(Dataset items)

= = =

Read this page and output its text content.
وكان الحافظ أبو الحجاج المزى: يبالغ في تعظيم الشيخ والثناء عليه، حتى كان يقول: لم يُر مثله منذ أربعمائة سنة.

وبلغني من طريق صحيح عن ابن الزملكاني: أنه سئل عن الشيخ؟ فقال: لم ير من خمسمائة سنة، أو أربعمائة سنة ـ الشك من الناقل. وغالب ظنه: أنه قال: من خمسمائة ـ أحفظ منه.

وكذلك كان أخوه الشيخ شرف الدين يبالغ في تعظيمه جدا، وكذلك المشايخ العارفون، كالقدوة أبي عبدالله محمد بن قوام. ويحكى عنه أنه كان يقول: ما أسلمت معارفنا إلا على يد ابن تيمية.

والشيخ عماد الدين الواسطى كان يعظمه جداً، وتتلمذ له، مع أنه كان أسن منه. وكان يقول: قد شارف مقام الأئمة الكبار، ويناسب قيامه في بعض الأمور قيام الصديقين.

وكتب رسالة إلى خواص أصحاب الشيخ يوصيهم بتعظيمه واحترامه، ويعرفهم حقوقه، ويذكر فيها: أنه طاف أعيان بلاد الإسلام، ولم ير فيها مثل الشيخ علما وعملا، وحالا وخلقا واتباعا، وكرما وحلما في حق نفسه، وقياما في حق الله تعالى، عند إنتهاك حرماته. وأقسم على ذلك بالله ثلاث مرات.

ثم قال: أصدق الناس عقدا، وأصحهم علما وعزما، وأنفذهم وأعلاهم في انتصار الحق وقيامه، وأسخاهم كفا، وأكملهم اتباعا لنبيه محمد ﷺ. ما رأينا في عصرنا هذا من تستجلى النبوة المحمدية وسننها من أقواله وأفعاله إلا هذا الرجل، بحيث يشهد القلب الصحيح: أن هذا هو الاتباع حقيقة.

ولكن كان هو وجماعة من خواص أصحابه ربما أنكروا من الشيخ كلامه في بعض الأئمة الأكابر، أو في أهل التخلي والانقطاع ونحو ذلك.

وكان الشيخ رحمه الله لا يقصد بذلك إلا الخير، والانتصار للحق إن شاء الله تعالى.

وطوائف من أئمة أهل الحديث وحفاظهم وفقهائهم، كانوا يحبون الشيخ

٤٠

= = =

__Goal__. Could you quote the material above in full, exactly as it stands?

__Output of the exercise__.
Read this page and output its text content.
وكان الحافظ أبو الحجاج المزى: يبالغ في تعظيم الشيخ والثناء عليه، حتى كان يقول: لم يُر مثله منذ أربعمائة سنة.

وبلغني من طريق صحيح عن ابن الزملكاني: أنه سئل عن الشيخ؟ فقال: لم ير من خمسمائة سنة، أو أربعمائة سنة ـ الشك من الناقل. وغالب ظنه: أنه قال: من خمسمائة ـ أحفظ منه.

وكذلك كان أخوه الشيخ شرف الدين يبالغ في تعظيمه جدا، وكذلك المشايخ العارفون، كالقدوة أبي عبدالله محمد بن قوام. ويحكى عنه أنه كان يقول: ما أسلمت معارفنا إلا على يد ابن تيمية.

والشيخ عماد الدين الواسطى كان يعظمه جداً، وتتلمذ له، مع أنه كان أسن منه. وكان يقول: قد شارف مقام الأئمة الكبار، ويناسب قيامه في بعض الأمور قيام الصديقين.

وكتب رسالة إلى خواص أصحاب الشيخ يوصيهم بتعظيمه واحترامه، ويعرفهم حقوقه، ويذكر فيها: أنه طاف أعيان بلاد الإسلام، ولم ير فيها مثل الشيخ علما وعملا، وحالا وخلقا واتباعا، وكرما وحلما في حق نفسه، وقياما في حق الله تعالى، عند إنتهاك حرماته. وأقسم على ذلك بالله ثلاث مرات.

ثم قال: أصدق الناس عقدا، وأصحهم علما وعزما، وأنفذهم وأعلاهم في انتصار الحق وقيامه، وأسخاهم كفا، وأكملهم اتباعا لنبيه محمد ﷺ. ما رأينا في عصرنا هذا من تستجلى النبوة المحمدية وسننها من أقواله وأفعاله إلا هذا الرجل، بحيث يشهد القلب الصحيح: أن هذا هو الاتباع حقيقة.

ولكن كان هو وجماعة من خواص أصحابه ربما أنكروا من الشيخ كلامه في بعض الأئمة الأكابر، أو في أهل التخلي والانقطاع ونحو ذلك.

وكان الشيخ رحمه الله لا يقصد بذلك إلا الخير، والانتصار للحق إن شاء الله تعالى.

وطوائف من أئمة أهل الحديث وحفاظهم وفقهائهم، كانوا يحبون الشيخ

٤٠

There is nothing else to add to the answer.